### Task material
※

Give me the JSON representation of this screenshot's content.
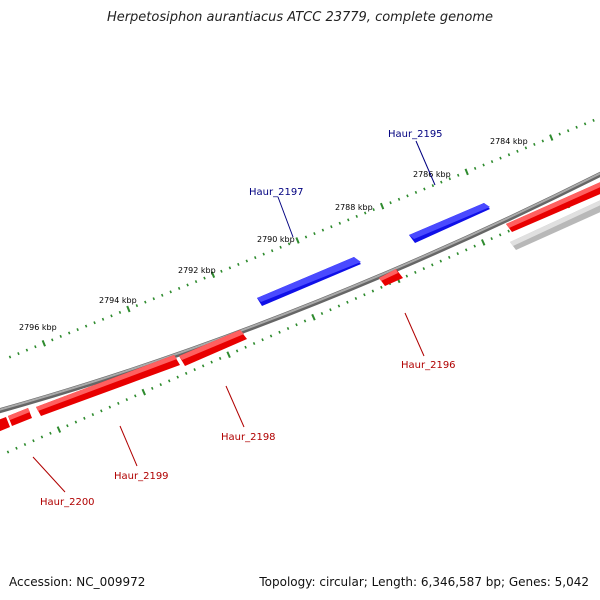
{
  "title": "Herpetosiphon aurantiacus ATCC 23779, complete genome",
  "footer": {
    "accession": "Accession: NC_009972",
    "summary": "Topology: circular; Length: 6,346,587 bp; Genes: 5,042"
  },
  "colors": {
    "forward_gene": "#0000ff",
    "reverse_gene": "#ff0000",
    "other_feature": "#c0c0c0",
    "backbone": "#888888",
    "ticks": "#2e8b2e",
    "forward_label": "#000080",
    "reverse_label": "#b00000"
  },
  "ticks": [
    {
      "label": "2784 kbp"
    },
    {
      "label": "2786 kbp"
    },
    {
      "label": "2788 kbp"
    },
    {
      "label": "2790 kbp"
    },
    {
      "label": "2792 kbp"
    },
    {
      "label": "2794 kbp"
    },
    {
      "label": "2796 kbp"
    }
  ],
  "genes": [
    {
      "name": "Haur_2195",
      "strand": "forward"
    },
    {
      "name": "Haur_2196",
      "strand": "reverse"
    },
    {
      "name": "Haur_2197",
      "strand": "forward"
    },
    {
      "name": "Haur_2198",
      "strand": "reverse"
    },
    {
      "name": "Haur_2199",
      "strand": "reverse"
    },
    {
      "name": "Haur_2200",
      "strand": "reverse"
    }
  ]
}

※

### Task requirements
In the copy, no picture may appear; the records themselves must be output exactly.

### Response to this exercise
Give me the JSON representation of this screenshot's content.
{
  "title": "Herpetosiphon aurantiacus ATCC 23779, complete genome",
  "footer": {
    "accession": "Accession: NC_009972",
    "summary": "Topology: circular; Length: 6,346,587 bp; Genes: 5,042"
  },
  "colors": {
    "forward_gene": "#0000ff",
    "reverse_gene": "#ff0000",
    "other_feature": "#c0c0c0",
    "backbone": "#888888",
    "ticks": "#2e8b2e",
    "forward_label": "#000080",
    "reverse_label": "#b00000"
  },
  "ticks": [
    {
      "label": "2784 kbp"
    },
    {
      "label": "2786 kbp"
    },
    {
      "label": "2788 kbp"
    },
    {
      "label": "2790 kbp"
    },
    {
      "label": "2792 kbp"
    },
    {
      "label": "2794 kbp"
    },
    {
      "label": "2796 kbp"
    }
  ],
  "genes": [
    {
      "name": "Haur_2195",
      "strand": "forward"
    },
    {
      "name": "Haur_2196",
      "strand": "reverse"
    },
    {
      "name": "Haur_2197",
      "strand": "forward"
    },
    {
      "name": "Haur_2198",
      "strand": "reverse"
    },
    {
      "name": "Haur_2199",
      "strand": "reverse"
    },
    {
      "name": "Haur_2200",
      "strand": "reverse"
    }
  ]
}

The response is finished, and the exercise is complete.